- **STATED PROBLEM**
Reproduce all lines of the listing below in which the word "Pohjanmaa" occurs.

>> Begin MATERIAL

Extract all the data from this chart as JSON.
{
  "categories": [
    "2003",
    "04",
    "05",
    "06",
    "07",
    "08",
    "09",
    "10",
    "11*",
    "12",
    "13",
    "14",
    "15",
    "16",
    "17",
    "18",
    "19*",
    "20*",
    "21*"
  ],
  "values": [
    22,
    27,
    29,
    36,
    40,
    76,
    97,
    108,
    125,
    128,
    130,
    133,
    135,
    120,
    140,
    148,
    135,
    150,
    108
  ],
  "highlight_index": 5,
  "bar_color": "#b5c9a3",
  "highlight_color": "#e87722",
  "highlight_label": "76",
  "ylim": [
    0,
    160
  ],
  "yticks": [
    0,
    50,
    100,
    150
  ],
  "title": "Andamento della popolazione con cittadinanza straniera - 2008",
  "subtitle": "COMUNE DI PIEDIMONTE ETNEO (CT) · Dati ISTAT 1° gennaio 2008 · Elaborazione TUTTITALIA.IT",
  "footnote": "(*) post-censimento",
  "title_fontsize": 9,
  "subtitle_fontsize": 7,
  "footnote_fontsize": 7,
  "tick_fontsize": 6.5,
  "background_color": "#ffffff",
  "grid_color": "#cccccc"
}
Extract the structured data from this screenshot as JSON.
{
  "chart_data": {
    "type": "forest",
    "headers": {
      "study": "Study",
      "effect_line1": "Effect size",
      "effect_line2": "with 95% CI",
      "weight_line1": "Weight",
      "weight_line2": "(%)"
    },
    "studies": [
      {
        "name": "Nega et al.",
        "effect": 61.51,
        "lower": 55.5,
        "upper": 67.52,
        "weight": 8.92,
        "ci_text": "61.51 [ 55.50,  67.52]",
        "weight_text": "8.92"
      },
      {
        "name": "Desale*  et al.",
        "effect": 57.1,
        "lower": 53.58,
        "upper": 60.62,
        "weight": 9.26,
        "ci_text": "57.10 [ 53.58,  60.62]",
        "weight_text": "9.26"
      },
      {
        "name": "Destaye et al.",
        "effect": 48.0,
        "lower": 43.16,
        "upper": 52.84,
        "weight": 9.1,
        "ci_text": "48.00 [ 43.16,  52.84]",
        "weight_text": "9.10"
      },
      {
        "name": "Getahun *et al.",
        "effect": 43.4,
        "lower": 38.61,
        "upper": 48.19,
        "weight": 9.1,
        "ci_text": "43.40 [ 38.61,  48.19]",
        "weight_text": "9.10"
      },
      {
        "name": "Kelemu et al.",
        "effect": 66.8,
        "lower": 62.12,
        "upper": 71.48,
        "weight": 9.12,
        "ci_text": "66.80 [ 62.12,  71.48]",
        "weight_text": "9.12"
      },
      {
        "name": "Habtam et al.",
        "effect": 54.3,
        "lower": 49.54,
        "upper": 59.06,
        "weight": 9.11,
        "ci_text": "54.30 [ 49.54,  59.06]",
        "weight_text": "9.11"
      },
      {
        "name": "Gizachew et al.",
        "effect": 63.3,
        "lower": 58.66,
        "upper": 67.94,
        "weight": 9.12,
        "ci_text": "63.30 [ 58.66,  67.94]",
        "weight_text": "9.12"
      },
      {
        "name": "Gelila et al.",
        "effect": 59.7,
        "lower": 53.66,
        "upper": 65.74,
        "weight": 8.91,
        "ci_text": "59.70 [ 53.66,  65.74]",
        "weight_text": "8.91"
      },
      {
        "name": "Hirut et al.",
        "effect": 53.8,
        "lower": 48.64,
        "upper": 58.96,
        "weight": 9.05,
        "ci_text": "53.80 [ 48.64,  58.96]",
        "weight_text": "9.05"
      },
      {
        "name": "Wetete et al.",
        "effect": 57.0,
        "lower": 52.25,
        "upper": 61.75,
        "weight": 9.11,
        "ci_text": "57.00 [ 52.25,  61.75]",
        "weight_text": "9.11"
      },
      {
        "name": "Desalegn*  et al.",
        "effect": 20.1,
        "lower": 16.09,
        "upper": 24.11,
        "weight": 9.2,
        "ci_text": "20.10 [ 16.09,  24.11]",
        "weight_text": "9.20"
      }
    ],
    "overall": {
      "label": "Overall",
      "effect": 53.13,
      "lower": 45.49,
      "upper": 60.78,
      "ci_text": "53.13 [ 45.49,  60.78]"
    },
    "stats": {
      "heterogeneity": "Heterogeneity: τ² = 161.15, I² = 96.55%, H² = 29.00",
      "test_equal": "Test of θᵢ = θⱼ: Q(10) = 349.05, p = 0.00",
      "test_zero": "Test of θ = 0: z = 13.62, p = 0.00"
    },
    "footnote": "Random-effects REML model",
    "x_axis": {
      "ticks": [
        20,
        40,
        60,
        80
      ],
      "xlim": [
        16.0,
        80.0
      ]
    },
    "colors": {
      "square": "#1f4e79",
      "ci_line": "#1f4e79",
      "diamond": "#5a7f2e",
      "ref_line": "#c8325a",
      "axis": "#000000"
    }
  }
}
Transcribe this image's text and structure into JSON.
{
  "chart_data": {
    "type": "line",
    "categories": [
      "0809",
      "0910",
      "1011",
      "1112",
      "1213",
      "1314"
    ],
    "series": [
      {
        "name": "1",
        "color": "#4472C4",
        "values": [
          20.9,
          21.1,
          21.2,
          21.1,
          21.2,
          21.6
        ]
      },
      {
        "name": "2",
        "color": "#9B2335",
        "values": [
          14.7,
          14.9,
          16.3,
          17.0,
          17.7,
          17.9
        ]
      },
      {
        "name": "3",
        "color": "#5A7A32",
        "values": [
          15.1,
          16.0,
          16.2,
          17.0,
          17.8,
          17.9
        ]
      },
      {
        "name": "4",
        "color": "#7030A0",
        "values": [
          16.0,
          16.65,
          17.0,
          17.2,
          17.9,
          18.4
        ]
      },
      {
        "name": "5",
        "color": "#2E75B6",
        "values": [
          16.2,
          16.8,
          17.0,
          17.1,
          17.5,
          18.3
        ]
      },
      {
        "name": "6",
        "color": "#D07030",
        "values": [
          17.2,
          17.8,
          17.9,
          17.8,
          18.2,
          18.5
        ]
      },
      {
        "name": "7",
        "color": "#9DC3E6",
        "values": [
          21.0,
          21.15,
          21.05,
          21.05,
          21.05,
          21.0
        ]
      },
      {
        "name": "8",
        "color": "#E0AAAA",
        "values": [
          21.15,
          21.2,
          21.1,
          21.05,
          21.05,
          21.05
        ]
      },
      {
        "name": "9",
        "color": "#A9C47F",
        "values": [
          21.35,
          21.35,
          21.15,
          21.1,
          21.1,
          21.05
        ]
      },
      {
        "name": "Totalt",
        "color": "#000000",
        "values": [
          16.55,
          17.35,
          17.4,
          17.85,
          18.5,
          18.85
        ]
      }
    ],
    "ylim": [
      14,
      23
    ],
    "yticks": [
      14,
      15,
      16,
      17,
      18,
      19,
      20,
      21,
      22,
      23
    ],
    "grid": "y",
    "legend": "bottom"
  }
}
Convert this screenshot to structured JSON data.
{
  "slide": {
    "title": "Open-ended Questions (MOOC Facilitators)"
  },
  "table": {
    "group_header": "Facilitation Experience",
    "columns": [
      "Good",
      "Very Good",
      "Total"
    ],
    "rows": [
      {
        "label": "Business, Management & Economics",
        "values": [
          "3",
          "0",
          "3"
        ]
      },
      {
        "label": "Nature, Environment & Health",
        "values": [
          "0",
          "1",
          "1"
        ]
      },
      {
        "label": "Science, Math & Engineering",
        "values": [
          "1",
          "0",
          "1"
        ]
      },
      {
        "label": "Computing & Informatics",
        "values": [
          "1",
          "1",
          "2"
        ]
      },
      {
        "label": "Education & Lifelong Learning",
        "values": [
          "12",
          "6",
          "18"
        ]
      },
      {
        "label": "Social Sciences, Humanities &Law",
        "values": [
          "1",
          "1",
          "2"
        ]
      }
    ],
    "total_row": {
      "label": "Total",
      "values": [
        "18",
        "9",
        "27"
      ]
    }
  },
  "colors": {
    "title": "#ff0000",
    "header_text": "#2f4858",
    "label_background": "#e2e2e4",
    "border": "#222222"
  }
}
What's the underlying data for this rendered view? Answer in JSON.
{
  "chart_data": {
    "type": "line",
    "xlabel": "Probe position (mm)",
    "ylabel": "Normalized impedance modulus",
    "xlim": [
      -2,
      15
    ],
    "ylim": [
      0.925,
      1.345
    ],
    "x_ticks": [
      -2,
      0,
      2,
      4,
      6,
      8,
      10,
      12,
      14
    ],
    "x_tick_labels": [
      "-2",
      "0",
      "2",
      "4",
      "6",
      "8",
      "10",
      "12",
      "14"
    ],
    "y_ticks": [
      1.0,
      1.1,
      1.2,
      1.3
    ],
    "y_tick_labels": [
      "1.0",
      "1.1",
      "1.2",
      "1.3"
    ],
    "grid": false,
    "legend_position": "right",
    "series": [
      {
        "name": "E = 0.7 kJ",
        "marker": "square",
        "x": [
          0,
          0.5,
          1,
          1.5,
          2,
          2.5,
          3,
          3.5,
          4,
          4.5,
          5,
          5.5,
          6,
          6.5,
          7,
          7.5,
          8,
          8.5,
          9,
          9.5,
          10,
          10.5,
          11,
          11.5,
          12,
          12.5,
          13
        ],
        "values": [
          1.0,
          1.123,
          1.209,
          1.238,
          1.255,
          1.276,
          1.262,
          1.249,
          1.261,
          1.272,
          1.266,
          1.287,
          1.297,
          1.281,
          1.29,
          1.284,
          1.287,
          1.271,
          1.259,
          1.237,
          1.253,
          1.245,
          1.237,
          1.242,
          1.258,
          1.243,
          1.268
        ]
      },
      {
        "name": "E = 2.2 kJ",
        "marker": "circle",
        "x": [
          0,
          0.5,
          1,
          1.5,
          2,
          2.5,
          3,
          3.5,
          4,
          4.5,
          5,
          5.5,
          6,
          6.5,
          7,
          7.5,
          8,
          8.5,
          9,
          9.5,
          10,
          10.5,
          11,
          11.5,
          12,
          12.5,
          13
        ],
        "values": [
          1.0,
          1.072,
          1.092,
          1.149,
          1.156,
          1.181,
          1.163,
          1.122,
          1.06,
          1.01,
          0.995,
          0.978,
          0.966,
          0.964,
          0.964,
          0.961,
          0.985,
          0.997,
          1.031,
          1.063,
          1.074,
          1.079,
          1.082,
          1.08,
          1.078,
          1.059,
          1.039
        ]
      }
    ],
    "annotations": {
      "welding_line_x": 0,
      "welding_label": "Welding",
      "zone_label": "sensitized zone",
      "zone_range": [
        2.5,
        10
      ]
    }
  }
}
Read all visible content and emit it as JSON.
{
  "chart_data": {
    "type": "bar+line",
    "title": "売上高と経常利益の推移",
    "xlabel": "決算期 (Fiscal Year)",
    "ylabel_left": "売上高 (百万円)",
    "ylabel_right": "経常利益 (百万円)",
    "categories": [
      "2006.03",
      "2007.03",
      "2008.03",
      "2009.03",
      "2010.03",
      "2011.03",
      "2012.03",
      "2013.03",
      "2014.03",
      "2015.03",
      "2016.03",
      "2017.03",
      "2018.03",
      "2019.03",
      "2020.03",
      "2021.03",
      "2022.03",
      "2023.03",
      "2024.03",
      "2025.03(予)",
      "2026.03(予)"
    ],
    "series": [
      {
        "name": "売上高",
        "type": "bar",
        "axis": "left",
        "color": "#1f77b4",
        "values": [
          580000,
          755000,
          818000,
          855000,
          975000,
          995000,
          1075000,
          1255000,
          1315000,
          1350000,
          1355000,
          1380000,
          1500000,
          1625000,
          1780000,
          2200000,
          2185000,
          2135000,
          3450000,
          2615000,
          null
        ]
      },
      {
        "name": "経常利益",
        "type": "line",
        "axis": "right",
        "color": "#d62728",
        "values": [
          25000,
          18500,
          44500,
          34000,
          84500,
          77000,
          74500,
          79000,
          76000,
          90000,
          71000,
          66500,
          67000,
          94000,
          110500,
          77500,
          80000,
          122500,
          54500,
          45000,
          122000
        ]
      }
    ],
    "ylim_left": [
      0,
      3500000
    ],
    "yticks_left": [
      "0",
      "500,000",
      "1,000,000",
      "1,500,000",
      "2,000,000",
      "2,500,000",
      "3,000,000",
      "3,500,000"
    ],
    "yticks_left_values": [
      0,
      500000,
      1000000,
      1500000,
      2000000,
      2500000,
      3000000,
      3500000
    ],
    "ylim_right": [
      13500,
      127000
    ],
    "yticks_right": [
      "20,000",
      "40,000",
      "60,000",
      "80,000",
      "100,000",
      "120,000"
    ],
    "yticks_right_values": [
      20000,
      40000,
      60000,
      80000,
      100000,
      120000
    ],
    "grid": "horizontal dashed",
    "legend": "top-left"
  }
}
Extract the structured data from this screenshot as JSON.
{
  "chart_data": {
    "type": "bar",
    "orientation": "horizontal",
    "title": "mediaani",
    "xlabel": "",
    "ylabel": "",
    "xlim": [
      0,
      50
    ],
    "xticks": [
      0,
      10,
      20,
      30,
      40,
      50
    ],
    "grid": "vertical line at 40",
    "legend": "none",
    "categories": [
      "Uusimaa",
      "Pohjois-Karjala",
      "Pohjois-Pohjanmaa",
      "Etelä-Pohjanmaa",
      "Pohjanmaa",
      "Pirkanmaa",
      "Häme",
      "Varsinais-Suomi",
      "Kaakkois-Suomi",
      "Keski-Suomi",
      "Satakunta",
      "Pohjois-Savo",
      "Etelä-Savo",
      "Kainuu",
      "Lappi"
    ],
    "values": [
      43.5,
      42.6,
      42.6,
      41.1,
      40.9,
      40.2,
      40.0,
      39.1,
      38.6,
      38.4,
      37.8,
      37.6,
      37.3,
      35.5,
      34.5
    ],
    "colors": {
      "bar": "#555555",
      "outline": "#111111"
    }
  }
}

>> End MATERIAL

- **ANSWER TO THE PROBLEM**
      "Pohjois-Pohjanmaa",
      "Etelä-Pohjanmaa",
      "Pohjanmaa",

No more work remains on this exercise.